[EXERCISE AIM] Below are records. Copy every line with "PELAJARAN" in it.
[start of THE INPUT]
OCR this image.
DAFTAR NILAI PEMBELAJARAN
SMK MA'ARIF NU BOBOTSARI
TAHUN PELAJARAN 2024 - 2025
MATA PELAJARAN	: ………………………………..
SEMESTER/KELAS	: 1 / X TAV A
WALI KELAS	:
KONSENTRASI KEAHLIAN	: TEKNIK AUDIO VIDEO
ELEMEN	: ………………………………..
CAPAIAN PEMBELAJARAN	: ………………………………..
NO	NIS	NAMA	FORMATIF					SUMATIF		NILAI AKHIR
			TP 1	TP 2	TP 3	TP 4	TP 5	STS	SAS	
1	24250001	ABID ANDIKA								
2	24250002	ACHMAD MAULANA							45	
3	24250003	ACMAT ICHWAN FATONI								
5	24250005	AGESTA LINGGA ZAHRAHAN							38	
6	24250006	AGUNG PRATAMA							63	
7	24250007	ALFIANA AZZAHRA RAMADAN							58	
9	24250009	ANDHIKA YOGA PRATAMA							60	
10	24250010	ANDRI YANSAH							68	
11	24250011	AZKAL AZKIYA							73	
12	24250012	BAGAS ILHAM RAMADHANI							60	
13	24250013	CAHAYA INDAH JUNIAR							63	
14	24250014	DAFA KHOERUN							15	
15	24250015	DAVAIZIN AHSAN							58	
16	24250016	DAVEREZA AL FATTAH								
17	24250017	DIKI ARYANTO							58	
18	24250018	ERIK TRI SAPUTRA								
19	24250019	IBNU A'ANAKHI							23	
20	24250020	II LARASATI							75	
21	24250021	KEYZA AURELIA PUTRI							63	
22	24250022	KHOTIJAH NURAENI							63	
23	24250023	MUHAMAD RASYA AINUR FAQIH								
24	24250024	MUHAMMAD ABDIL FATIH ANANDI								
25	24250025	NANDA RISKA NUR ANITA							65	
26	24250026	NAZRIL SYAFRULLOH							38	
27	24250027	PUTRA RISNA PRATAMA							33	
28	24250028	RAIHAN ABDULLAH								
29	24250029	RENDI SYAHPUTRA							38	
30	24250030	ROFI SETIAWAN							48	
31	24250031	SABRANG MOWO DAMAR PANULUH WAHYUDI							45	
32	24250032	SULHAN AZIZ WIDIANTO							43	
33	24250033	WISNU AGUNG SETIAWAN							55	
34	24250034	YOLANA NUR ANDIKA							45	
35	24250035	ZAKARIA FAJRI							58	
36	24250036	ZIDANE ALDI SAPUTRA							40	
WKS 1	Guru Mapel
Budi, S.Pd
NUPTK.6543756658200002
[end of THE INPUT]
[COMPLETED EXERCISE]
TAHUN PELAJARAN 2024 - 2025
MATA PELAJARAN	: ………………………………..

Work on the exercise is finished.